§ Task instructions: Copy out every record precisely.

▼▼▼

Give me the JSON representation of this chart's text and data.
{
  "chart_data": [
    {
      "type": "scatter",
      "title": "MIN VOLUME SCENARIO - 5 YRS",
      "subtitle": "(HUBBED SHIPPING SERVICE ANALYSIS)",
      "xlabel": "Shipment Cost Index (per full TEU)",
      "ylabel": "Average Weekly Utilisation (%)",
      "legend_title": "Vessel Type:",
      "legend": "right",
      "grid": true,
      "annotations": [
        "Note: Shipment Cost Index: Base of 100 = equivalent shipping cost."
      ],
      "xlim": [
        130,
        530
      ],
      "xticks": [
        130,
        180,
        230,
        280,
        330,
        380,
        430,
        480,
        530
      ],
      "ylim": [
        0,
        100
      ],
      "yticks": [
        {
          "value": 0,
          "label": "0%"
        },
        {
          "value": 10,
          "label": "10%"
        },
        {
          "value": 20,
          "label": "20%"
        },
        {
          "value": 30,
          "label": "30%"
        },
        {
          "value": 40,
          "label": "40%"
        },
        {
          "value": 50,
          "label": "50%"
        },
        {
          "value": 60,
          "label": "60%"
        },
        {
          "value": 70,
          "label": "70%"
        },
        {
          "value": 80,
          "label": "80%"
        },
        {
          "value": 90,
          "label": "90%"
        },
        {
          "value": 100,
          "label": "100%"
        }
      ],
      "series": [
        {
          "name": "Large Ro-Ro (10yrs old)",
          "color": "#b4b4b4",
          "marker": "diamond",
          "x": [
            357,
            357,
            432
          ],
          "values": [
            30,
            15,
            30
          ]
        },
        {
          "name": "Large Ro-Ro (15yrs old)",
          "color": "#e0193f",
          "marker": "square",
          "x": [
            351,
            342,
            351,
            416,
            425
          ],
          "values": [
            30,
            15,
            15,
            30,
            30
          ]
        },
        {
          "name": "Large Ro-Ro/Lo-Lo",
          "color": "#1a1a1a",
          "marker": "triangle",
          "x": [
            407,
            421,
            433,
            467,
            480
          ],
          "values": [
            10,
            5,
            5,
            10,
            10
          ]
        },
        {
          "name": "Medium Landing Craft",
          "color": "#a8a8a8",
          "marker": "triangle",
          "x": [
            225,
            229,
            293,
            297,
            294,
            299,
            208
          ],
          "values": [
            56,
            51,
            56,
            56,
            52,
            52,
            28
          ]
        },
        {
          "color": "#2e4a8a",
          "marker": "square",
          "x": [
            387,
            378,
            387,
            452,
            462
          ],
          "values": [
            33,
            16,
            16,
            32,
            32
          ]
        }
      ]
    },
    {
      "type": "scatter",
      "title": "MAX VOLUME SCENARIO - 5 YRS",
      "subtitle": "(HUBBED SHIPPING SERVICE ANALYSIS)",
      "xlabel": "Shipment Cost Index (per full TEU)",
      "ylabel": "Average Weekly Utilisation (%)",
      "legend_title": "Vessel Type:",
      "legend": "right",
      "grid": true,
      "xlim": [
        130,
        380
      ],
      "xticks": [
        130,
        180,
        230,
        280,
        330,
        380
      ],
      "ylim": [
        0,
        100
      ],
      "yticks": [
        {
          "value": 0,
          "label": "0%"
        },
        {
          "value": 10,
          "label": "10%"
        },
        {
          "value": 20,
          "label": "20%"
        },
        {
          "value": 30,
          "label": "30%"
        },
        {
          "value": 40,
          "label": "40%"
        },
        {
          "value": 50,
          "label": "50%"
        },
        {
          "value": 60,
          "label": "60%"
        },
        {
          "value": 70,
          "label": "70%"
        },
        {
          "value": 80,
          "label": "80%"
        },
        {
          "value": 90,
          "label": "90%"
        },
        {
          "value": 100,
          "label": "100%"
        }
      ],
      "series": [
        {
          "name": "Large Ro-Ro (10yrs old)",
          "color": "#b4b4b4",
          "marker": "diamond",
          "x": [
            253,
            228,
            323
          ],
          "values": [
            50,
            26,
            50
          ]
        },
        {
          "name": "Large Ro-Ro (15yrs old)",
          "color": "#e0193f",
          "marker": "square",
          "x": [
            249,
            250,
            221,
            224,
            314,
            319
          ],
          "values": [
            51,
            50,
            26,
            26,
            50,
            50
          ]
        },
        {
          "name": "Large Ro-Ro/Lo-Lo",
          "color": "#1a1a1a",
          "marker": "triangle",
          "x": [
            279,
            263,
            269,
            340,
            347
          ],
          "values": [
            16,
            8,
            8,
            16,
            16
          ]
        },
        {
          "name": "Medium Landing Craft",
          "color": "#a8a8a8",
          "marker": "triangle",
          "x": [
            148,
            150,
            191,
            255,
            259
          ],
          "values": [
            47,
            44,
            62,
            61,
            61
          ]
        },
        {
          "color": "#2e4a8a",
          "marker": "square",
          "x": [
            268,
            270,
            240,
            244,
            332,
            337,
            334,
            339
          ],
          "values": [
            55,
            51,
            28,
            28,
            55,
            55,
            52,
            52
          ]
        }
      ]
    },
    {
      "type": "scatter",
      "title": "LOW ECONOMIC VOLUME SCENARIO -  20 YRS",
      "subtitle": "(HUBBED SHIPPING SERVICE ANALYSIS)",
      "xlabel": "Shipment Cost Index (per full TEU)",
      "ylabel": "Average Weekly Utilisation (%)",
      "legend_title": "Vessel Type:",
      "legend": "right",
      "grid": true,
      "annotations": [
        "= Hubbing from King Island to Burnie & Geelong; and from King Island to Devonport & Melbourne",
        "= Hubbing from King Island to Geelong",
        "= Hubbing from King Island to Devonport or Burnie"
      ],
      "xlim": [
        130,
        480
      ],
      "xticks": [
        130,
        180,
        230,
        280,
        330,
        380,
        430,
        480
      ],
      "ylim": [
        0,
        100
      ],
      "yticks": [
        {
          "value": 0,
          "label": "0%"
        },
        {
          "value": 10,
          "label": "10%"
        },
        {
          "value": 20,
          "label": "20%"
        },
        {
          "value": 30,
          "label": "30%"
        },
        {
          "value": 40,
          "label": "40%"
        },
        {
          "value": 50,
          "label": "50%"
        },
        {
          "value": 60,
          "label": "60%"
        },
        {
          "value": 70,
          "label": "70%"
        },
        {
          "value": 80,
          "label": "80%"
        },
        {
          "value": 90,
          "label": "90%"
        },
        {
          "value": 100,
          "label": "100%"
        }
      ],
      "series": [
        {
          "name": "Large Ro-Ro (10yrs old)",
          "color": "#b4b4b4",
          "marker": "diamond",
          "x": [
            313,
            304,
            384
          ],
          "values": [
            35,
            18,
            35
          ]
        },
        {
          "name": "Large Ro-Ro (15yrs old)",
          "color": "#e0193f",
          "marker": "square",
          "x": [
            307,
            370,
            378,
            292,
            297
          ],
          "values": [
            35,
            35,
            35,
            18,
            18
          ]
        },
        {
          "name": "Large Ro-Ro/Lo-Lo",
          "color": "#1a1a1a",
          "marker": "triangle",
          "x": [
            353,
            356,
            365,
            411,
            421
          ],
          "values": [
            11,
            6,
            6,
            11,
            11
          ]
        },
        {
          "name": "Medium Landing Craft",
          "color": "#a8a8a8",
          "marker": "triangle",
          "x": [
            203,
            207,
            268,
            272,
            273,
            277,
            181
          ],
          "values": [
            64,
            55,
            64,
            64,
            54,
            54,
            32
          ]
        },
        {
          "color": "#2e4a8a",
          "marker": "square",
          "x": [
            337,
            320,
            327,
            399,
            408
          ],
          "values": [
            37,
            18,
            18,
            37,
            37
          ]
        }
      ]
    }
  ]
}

▲▲▲

§ Solution to this problem:
Give me the JSON representation of this chart's text and data.
{
  "chart_data": [
    {
      "type": "scatter",
      "title": "MIN VOLUME SCENARIO - 5 YRS",
      "subtitle": "(HUBBED SHIPPING SERVICE ANALYSIS)",
      "xlabel": "Shipment Cost Index (per full TEU)",
      "ylabel": "Average Weekly Utilisation (%)",
      "legend_title": "Vessel Type:",
      "legend": "right",
      "grid": true,
      "annotations": [
        "Note: Shipment Cost Index: Base of 100 = equivalent shipping cost."
      ],
      "xlim": [
        130,
        530
      ],
      "xticks": [
        130,
        180,
        230,
        280,
        330,
        380,
        430,
        480,
        530
      ],
      "ylim": [
        0,
        100
      ],
      "yticks": [
        {
          "value": 0,
          "label": "0%"
        },
        {
          "value": 10,
          "label": "10%"
        },
        {
          "value": 20,
          "label": "20%"
        },
        {
          "value": 30,
          "label": "30%"
        },
        {
          "value": 40,
          "label": "40%"
        },
        {
          "value": 50,
          "label": "50%"
        },
        {
          "value": 60,
          "label": "60%"
        },
        {
          "value": 70,
          "label": "70%"
        },
        {
          "value": 80,
          "label": "80%"
        },
        {
          "value": 90,
          "label": "90%"
        },
        {
          "value": 100,
          "label": "100%"
        }
      ],
      "series": [
        {
          "name": "Large Ro-Ro (10yrs old)",
          "color": "#b4b4b4",
          "marker": "diamond",
          "x": [
            357,
            357,
            432
          ],
          "values": [
            30,
            15,
            30
          ]
        },
        {
          "name": "Large Ro-Ro (15yrs old)",
          "color": "#e0193f",
          "marker": "square",
          "x": [
            351,
            342,
            351,
            416,
            425
          ],
          "values": [
            30,
            15,
            15,
            30,
            30
          ]
        },
        {
          "name": "Large Ro-Ro/Lo-Lo",
          "color": "#1a1a1a",
          "marker": "triangle",
          "x": [
            407,
            421,
            433,
            467,
            480
          ],
          "values": [
            10,
            5,
            5,
            10,
            10
          ]
        },
        {
          "name": "Medium Landing Craft",
          "color": "#a8a8a8",
          "marker": "triangle",
          "x": [
            225,
            229,
            293,
            297,
            294,
            299,
            208
          ],
          "values": [
            56,
            51,
            56,
            56,
            52,
            52,
            28
          ]
        },
        {
          "color": "#2e4a8a",
          "marker": "square",
          "x": [
            387,
            378,
            387,
            452,
            462
          ],
          "values": [
            33,
            16,
            16,
            32,
            32
          ]
        }
      ]
    },
    {
      "type": "scatter",
      "title": "MAX VOLUME SCENARIO - 5 YRS",
      "subtitle": "(HUBBED SHIPPING SERVICE ANALYSIS)",
      "xlabel": "Shipment Cost Index (per full TEU)",
      "ylabel": "Average Weekly Utilisation (%)",
      "legend_title": "Vessel Type:",
      "legend": "right",
      "grid": true,
      "xlim": [
        130,
        380
      ],
      "xticks": [
        130,
        180,
        230,
        280,
        330,
        380
      ],
      "ylim": [
        0,
        100
      ],
      "yticks": [
        {
          "value": 0,
          "label": "0%"
        },
        {
          "value": 10,
          "label": "10%"
        },
        {
          "value": 20,
          "label": "20%"
        },
        {
          "value": 30,
          "label": "30%"
        },
        {
          "value": 40,
          "label": "40%"
        },
        {
          "value": 50,
          "label": "50%"
        },
        {
          "value": 60,
          "label": "60%"
        },
        {
          "value": 70,
          "label": "70%"
        },
        {
          "value": 80,
          "label": "80%"
        },
        {
          "value": 90,
          "label": "90%"
        },
        {
          "value": 100,
          "label": "100%"
        }
      ],
      "series": [
        {
          "name": "Large Ro-Ro (10yrs old)",
          "color": "#b4b4b4",
          "marker": "diamond",
          "x": [
            253,
            228,
            323
          ],
          "values": [
            50,
            26,
            50
          ]
        },
        {
          "name": "Large Ro-Ro (15yrs old)",
          "color": "#e0193f",
          "marker": "square",
          "x": [
            249,
            250,
            221,
            224,
            314,
            319
          ],
          "values": [
            51,
            50,
            26,
            26,
            50,
            50
          ]
        },
        {
          "name": "Large Ro-Ro/Lo-Lo",
          "color": "#1a1a1a",
          "marker": "triangle",
          "x": [
            279,
            263,
            269,
            340,
            347
          ],
          "values": [
            16,
            8,
            8,
            16,
            16
          ]
        },
        {
          "name": "Medium Landing Craft",
          "color": "#a8a8a8",
          "marker": "triangle",
          "x": [
            148,
            150,
            191,
            255,
            259
          ],
          "values": [
            47,
            44,
            62,
            61,
            61
          ]
        },
        {
          "color": "#2e4a8a",
          "marker": "square",
          "x": [
            268,
            270,
            240,
            244,
            332,
            337,
            334,
            339
          ],
          "values": [
            55,
            51,
            28,
            28,
            55,
            55,
            52,
            52
          ]
        }
      ]
    },
    {
      "type": "scatter",
      "title": "LOW ECONOMIC VOLUME SCENARIO -  20 YRS",
      "subtitle": "(HUBBED SHIPPING SERVICE ANALYSIS)",
      "xlabel": "Shipment Cost Index (per full TEU)",
      "ylabel": "Average Weekly Utilisation (%)",
      "legend_title": "Vessel Type:",
      "legend": "right",
      "grid": true,
      "annotations": [
        "= Hubbing from King Island to Burnie & Geelong; and from King Island to Devonport & Melbourne",
        "= Hubbing from King Island to Geelong",
        "= Hubbing from King Island to Devonport or Burnie"
      ],
      "xlim": [
        130,
        480
      ],
      "xticks": [
        130,
        180,
        230,
        280,
        330,
        380,
        430,
        480
      ],
      "ylim": [
        0,
        100
      ],
      "yticks": [
        {
          "value": 0,
          "label": "0%"
        },
        {
          "value": 10,
          "label": "10%"
        },
        {
          "value": 20,
          "label": "20%"
        },
        {
          "value": 30,
          "label": "30%"
        },
        {
          "value": 40,
          "label": "40%"
        },
        {
          "value": 50,
          "label": "50%"
        },
        {
          "value": 60,
          "label": "60%"
        },
        {
          "value": 70,
          "label": "70%"
        },
        {
          "value": 80,
          "label": "80%"
        },
        {
          "value": 90,
          "label": "90%"
        },
        {
          "value": 100,
          "label": "100%"
        }
      ],
      "series": [
        {
          "name": "Large Ro-Ro (10yrs old)",
          "color": "#b4b4b4",
          "marker": "diamond",
          "x": [
            313,
            304,
            384
          ],
          "values": [
            35,
            18,
            35
          ]
        },
        {
          "name": "Large Ro-Ro (15yrs old)",
          "color": "#e0193f",
          "marker": "square",
          "x": [
            307,
            370,
            378,
            292,
            297
          ],
          "values": [
            35,
            35,
            35,
            18,
            18
          ]
        },
        {
          "name": "Large Ro-Ro/Lo-Lo",
          "color": "#1a1a1a",
          "marker": "triangle",
          "x": [
            353,
            356,
            365,
            411,
            421
          ],
          "values": [
            11,
            6,
            6,
            11,
            11
          ]
        },
        {
          "name": "Medium Landing Craft",
          "color": "#a8a8a8",
          "marker": "triangle",
          "x": [
            203,
            207,
            268,
            272,
            273,
            277,
            181
          ],
          "values": [
            64,
            55,
            64,
            64,
            54,
            54,
            32
          ]
        },
        {
          "color": "#2e4a8a",
          "marker": "square",
          "x": [
            337,
            320,
            327,
            399,
            408
          ],
          "values": [
            37,
            18,
            18,
            37,
            37
          ]
        }
      ]
    }
  ]
}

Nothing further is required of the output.